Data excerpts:
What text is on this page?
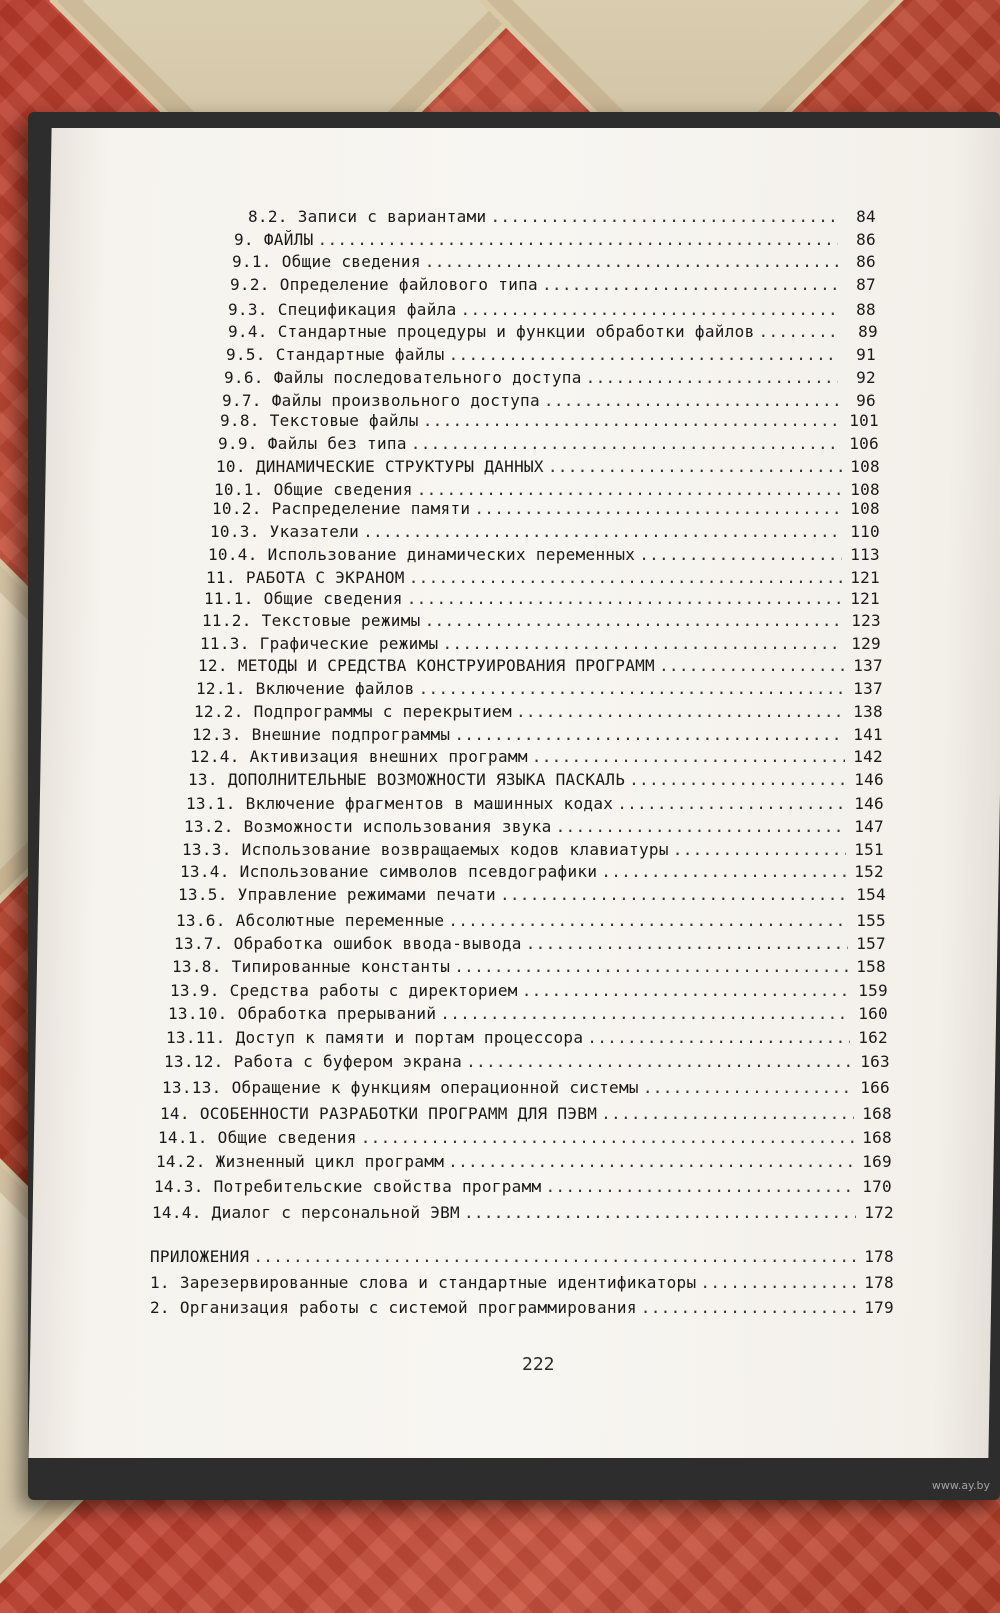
8.2. Записи с вариантами .....	84
9. ФАЙЛЫ .....	86
9.1. Общие сведения .....	86
9.2. Определение файлового типа .....	87
9.3. Спецификация файла .....	88
9.4. Стандартные процедуры и функции обработки файлов .....	89
9.5. Стандартные файлы .....	91
9.6. Файлы последовательного доступа .....	92
9.7. Файлы произвольного доступа .....	96
9.8. Текстовые файлы .....	101
9.9. Файлы без типа .....	106
10. ДИНАМИЧЕСКИЕ СТРУКТУРЫ ДАННЫХ .....	108
10.1. Общие сведения .....	108
10.2. Распределение памяти .....	108
10.3. Указатели .....	110
10.4. Использование динамических переменных .....	113
11. РАБОТА С ЭКРАНОМ .....	121
11.1. Общие сведения .....	121
11.2. Текстовые режимы .....	123
11.3. Графические режимы .....	129
12. МЕТОДЫ И СРЕДСТВА КОНСТРУИРОВАНИЯ ПРОГРАММ .....	137
12.1. Включение файлов .....	137
12.2. Подпрограммы с перекрытием .....	138
12.3. Внешние подпрограммы .....	141
12.4. Активизация внешних программ .....	142
13. ДОПОЛНИТЕЛЬНЫЕ ВОЗМОЖНОСТИ ЯЗЫКА ПАСКАЛЬ .....	146
13.1. Включение фрагментов в машинных кодах .....	146
13.2. Возможности использования звука .....	147
13.3. Использование возвращаемых кодов клавиатуры .....	151
13.4. Использование символов псевдографики .....	152
13.5. Управление режимами печати .....	154
13.6. Абсолютные переменные .....	155
13.7. Обработка ошибок ввода-вывода .....	157
13.8. Типированные константы .....	158
13.9. Средства работы с директорием .....	159
13.10. Обработка прерываний .....	160
13.11. Доступ к памяти и портам процессора .....	162
13.12. Работа с буфером экрана .....	163
13.13. Обращение к функциям операционной системы .....	166
14. ОСОБЕННОСТИ РАЗРАБОТКИ ПРОГРАММ ДЛЯ ПЭВМ .....	168
14.1. Общие сведения .....	168
14.2. Жизненный цикл программ .....	169
14.3. Потребительские свойства программ .....	170
14.4. Диалог с персональной ЭВМ .....	172
ПРИЛОЖЕНИЯ .....	178
1. Зарезервированные слова и стандартные идентификаторы .....	178
2. Организация работы с системой программирования .....	179
222
www.ay.by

Short task
Copy out the data above exactly, except the pictures.

Task result
What text is on this page?
8.2. Записи с вариантами .....	84
9. ФАЙЛЫ .....	86
9.1. Общие сведения .....	86
9.2. Определение файлового типа .....	87
9.3. Спецификация файла .....	88
9.4. Стандартные процедуры и функции обработки файлов .....	89
9.5. Стандартные файлы .....	91
9.6. Файлы последовательного доступа .....	92
9.7. Файлы произвольного доступа .....	96
9.8. Текстовые файлы .....	101
9.9. Файлы без типа .....	106
10. ДИНАМИЧЕСКИЕ СТРУКТУРЫ ДАННЫХ .....	108
10.1. Общие сведения .....	108
10.2. Распределение памяти .....	108
10.3. Указатели .....	110
10.4. Использование динамических переменных .....	113
11. РАБОТА С ЭКРАНОМ .....	121
11.1. Общие сведения .....	121
11.2. Текстовые режимы .....	123
11.3. Графические режимы .....	129
12. МЕТОДЫ И СРЕДСТВА КОНСТРУИРОВАНИЯ ПРОГРАММ .....	137
12.1. Включение файлов .....	137
12.2. Подпрограммы с перекрытием .....	138
12.3. Внешние подпрограммы .....	141
12.4. Активизация внешних программ .....	142
13. ДОПОЛНИТЕЛЬНЫЕ ВОЗМОЖНОСТИ ЯЗЫКА ПАСКАЛЬ .....	146
13.1. Включение фрагментов в машинных кодах .....	146
13.2. Возможности использования звука .....	147
13.3. Использование возвращаемых кодов клавиатуры .....	151
13.4. Использование символов псевдографики .....	152
13.5. Управление режимами печати .....	154
13.6. Абсолютные переменные .....	155
13.7. Обработка ошибок ввода-вывода .....	157
13.8. Типированные константы .....	158
13.9. Средства работы с директорием .....	159
13.10. Обработка прерываний .....	160
13.11. Доступ к памяти и портам процессора .....	162
13.12. Работа с буфером экрана .....	163
13.13. Обращение к функциям операционной системы .....	166
14. ОСОБЕННОСТИ РАЗРАБОТКИ ПРОГРАММ ДЛЯ ПЭВМ .....	168
14.1. Общие сведения .....	168
14.2. Жизненный цикл программ .....	169
14.3. Потребительские свойства программ .....	170
14.4. Диалог с персональной ЭВМ .....	172
ПРИЛОЖЕНИЯ .....	178
1. Зарезервированные слова и стандартные идентификаторы .....	178
2. Организация работы с системой программирования .....	179
222
www.ay.by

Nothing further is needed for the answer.